Retype the records below exactly as they appear.

**Exercise data:**
####################

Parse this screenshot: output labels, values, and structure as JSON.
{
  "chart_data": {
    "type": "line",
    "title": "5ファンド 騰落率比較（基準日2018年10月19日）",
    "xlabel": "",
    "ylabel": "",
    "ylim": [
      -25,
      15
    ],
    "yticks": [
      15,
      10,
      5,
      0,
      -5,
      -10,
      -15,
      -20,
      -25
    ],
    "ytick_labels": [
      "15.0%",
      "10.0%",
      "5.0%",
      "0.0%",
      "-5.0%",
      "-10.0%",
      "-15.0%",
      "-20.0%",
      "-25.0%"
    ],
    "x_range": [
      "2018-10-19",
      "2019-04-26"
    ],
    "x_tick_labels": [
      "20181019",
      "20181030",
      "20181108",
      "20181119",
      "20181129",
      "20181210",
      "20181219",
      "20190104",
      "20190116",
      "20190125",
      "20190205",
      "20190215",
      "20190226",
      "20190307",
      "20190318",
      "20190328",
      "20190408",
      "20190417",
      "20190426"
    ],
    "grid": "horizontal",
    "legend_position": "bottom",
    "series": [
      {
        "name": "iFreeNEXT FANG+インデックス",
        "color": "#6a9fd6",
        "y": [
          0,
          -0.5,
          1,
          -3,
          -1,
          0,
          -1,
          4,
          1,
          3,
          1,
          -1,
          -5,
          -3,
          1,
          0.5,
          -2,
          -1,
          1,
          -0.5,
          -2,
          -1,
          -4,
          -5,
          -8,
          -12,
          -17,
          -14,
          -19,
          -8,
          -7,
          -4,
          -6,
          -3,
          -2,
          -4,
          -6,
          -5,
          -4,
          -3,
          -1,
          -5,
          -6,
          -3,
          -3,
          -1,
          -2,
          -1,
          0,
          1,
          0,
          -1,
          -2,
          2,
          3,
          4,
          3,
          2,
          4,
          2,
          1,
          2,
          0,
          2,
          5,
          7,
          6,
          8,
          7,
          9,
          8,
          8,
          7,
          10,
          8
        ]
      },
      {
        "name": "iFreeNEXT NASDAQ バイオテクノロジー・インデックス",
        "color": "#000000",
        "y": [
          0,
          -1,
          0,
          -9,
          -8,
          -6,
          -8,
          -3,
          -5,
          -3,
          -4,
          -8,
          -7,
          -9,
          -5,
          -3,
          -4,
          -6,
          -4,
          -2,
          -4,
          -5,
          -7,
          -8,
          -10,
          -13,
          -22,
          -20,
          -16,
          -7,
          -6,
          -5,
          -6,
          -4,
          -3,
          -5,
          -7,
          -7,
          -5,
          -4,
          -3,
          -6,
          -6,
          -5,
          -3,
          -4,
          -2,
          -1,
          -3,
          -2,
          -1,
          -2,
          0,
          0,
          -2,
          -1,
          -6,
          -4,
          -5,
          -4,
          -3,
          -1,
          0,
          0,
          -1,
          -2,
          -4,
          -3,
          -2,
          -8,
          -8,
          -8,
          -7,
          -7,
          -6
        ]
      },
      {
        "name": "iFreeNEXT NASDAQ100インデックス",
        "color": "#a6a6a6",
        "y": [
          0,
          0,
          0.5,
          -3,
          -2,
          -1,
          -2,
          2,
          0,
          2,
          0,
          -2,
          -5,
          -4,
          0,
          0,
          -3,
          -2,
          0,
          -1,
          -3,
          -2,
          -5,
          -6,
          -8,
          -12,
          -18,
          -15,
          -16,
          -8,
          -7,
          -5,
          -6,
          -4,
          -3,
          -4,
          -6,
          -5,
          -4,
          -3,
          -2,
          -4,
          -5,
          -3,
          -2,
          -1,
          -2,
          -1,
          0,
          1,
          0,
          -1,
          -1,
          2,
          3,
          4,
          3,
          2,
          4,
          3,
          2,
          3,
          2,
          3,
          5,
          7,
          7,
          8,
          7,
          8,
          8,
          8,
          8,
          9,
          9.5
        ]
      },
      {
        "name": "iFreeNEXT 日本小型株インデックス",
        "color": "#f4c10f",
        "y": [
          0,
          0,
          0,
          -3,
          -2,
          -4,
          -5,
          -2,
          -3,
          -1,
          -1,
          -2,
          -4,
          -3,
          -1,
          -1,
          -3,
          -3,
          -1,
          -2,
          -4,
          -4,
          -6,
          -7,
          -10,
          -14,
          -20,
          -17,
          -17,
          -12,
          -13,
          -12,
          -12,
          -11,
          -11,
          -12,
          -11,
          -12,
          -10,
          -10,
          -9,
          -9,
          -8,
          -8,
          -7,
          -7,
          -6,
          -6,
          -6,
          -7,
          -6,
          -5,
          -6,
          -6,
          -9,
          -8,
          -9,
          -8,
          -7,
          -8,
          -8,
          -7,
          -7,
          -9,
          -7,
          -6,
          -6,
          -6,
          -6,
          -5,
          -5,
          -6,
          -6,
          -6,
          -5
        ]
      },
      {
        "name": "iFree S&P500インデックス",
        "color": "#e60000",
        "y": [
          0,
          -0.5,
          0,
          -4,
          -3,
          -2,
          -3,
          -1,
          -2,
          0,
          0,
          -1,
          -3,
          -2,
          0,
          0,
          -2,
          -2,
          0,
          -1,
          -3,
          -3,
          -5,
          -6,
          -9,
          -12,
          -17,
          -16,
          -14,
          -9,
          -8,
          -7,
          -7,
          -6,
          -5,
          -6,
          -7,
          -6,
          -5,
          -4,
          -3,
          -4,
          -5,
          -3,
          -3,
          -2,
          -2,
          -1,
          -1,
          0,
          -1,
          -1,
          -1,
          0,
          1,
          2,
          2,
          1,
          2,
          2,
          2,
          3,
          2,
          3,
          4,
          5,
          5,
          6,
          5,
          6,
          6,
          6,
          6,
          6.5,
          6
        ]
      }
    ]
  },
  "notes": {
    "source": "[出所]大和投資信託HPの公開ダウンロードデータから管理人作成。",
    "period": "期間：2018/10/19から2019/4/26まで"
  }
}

####################

**Solution to this exercise:**
Parse this screenshot: output labels, values, and structure as JSON.
{
  "chart_data": {
    "type": "line",
    "title": "5ファンド 騰落率比較（基準日2018年10月19日）",
    "xlabel": "",
    "ylabel": "",
    "ylim": [
      -25,
      15
    ],
    "yticks": [
      15,
      10,
      5,
      0,
      -5,
      -10,
      -15,
      -20,
      -25
    ],
    "ytick_labels": [
      "15.0%",
      "10.0%",
      "5.0%",
      "0.0%",
      "-5.0%",
      "-10.0%",
      "-15.0%",
      "-20.0%",
      "-25.0%"
    ],
    "x_range": [
      "2018-10-19",
      "2019-04-26"
    ],
    "x_tick_labels": [
      "20181019",
      "20181030",
      "20181108",
      "20181119",
      "20181129",
      "20181210",
      "20181219",
      "20190104",
      "20190116",
      "20190125",
      "20190205",
      "20190215",
      "20190226",
      "20190307",
      "20190318",
      "20190328",
      "20190408",
      "20190417",
      "20190426"
    ],
    "grid": "horizontal",
    "legend_position": "bottom",
    "series": [
      {
        "name": "iFreeNEXT FANG+インデックス",
        "color": "#6a9fd6",
        "y": [
          0,
          -0.5,
          1,
          -3,
          -1,
          0,
          -1,
          4,
          1,
          3,
          1,
          -1,
          -5,
          -3,
          1,
          0.5,
          -2,
          -1,
          1,
          -0.5,
          -2,
          -1,
          -4,
          -5,
          -8,
          -12,
          -17,
          -14,
          -19,
          -8,
          -7,
          -4,
          -6,
          -3,
          -2,
          -4,
          -6,
          -5,
          -4,
          -3,
          -1,
          -5,
          -6,
          -3,
          -3,
          -1,
          -2,
          -1,
          0,
          1,
          0,
          -1,
          -2,
          2,
          3,
          4,
          3,
          2,
          4,
          2,
          1,
          2,
          0,
          2,
          5,
          7,
          6,
          8,
          7,
          9,
          8,
          8,
          7,
          10,
          8
        ]
      },
      {
        "name": "iFreeNEXT NASDAQ バイオテクノロジー・インデックス",
        "color": "#000000",
        "y": [
          0,
          -1,
          0,
          -9,
          -8,
          -6,
          -8,
          -3,
          -5,
          -3,
          -4,
          -8,
          -7,
          -9,
          -5,
          -3,
          -4,
          -6,
          -4,
          -2,
          -4,
          -5,
          -7,
          -8,
          -10,
          -13,
          -22,
          -20,
          -16,
          -7,
          -6,
          -5,
          -6,
          -4,
          -3,
          -5,
          -7,
          -7,
          -5,
          -4,
          -3,
          -6,
          -6,
          -5,
          -3,
          -4,
          -2,
          -1,
          -3,
          -2,
          -1,
          -2,
          0,
          0,
          -2,
          -1,
          -6,
          -4,
          -5,
          -4,
          -3,
          -1,
          0,
          0,
          -1,
          -2,
          -4,
          -3,
          -2,
          -8,
          -8,
          -8,
          -7,
          -7,
          -6
        ]
      },
      {
        "name": "iFreeNEXT NASDAQ100インデックス",
        "color": "#a6a6a6",
        "y": [
          0,
          0,
          0.5,
          -3,
          -2,
          -1,
          -2,
          2,
          0,
          2,
          0,
          -2,
          -5,
          -4,
          0,
          0,
          -3,
          -2,
          0,
          -1,
          -3,
          -2,
          -5,
          -6,
          -8,
          -12,
          -18,
          -15,
          -16,
          -8,
          -7,
          -5,
          -6,
          -4,
          -3,
          -4,
          -6,
          -5,
          -4,
          -3,
          -2,
          -4,
          -5,
          -3,
          -2,
          -1,
          -2,
          -1,
          0,
          1,
          0,
          -1,
          -1,
          2,
          3,
          4,
          3,
          2,
          4,
          3,
          2,
          3,
          2,
          3,
          5,
          7,
          7,
          8,
          7,
          8,
          8,
          8,
          8,
          9,
          9.5
        ]
      },
      {
        "name": "iFreeNEXT 日本小型株インデックス",
        "color": "#f4c10f",
        "y": [
          0,
          0,
          0,
          -3,
          -2,
          -4,
          -5,
          -2,
          -3,
          -1,
          -1,
          -2,
          -4,
          -3,
          -1,
          -1,
          -3,
          -3,
          -1,
          -2,
          -4,
          -4,
          -6,
          -7,
          -10,
          -14,
          -20,
          -17,
          -17,
          -12,
          -13,
          -12,
          -12,
          -11,
          -11,
          -12,
          -11,
          -12,
          -10,
          -10,
          -9,
          -9,
          -8,
          -8,
          -7,
          -7,
          -6,
          -6,
          -6,
          -7,
          -6,
          -5,
          -6,
          -6,
          -9,
          -8,
          -9,
          -8,
          -7,
          -8,
          -8,
          -7,
          -7,
          -9,
          -7,
          -6,
          -6,
          -6,
          -6,
          -5,
          -5,
          -6,
          -6,
          -6,
          -5
        ]
      },
      {
        "name": "iFree S&P500インデックス",
        "color": "#e60000",
        "y": [
          0,
          -0.5,
          0,
          -4,
          -3,
          -2,
          -3,
          -1,
          -2,
          0,
          0,
          -1,
          -3,
          -2,
          0,
          0,
          -2,
          -2,
          0,
          -1,
          -3,
          -3,
          -5,
          -6,
          -9,
          -12,
          -17,
          -16,
          -14,
          -9,
          -8,
          -7,
          -7,
          -6,
          -5,
          -6,
          -7,
          -6,
          -5,
          -4,
          -3,
          -4,
          -5,
          -3,
          -3,
          -2,
          -2,
          -1,
          -1,
          0,
          -1,
          -1,
          -1,
          0,
          1,
          2,
          2,
          1,
          2,
          2,
          2,
          3,
          2,
          3,
          4,
          5,
          5,
          6,
          5,
          6,
          6,
          6,
          6,
          6.5,
          6
        ]
      }
    ]
  },
  "notes": {
    "source": "[出所]大和投資信託HPの公開ダウンロードデータから管理人作成。",
    "period": "期間：2018/10/19から2019/4/26まで"
  }
}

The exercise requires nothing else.